Scan the material that follows. Copy every line containing the word "JSON".

- - - - -

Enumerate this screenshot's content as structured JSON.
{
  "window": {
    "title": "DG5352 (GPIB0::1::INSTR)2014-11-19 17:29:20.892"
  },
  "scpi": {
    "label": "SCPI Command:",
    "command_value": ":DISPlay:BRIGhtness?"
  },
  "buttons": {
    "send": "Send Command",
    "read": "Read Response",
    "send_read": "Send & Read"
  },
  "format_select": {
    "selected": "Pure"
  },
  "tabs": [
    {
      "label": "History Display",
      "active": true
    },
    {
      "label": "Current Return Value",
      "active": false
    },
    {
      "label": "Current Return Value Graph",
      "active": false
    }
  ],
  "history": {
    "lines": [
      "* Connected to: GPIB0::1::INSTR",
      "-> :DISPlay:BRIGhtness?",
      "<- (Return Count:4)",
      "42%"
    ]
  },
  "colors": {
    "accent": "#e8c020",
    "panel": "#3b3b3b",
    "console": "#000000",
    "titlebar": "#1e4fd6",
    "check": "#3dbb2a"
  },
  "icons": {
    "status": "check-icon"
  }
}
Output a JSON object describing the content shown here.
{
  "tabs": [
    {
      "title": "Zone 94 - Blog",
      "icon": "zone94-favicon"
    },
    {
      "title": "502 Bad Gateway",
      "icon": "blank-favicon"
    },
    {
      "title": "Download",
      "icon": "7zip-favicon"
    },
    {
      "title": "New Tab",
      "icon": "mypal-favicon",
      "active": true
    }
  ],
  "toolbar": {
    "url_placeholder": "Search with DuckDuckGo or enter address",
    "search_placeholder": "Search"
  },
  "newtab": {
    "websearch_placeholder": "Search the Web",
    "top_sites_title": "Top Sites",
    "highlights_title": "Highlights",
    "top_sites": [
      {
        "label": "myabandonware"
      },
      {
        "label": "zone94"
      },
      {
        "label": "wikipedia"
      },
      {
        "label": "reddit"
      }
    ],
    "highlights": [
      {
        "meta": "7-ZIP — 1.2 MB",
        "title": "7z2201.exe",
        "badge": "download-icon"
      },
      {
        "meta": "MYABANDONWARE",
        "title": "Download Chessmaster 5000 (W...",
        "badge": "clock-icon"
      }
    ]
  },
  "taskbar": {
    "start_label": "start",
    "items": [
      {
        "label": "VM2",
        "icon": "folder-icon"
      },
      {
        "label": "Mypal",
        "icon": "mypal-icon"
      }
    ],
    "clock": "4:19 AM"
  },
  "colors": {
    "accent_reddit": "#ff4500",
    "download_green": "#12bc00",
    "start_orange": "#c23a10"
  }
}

- - - - -

- _EXERCISE ANSWER_:
Enumerate this screenshot's content as structured JSON.
Output a JSON object describing the content shown here.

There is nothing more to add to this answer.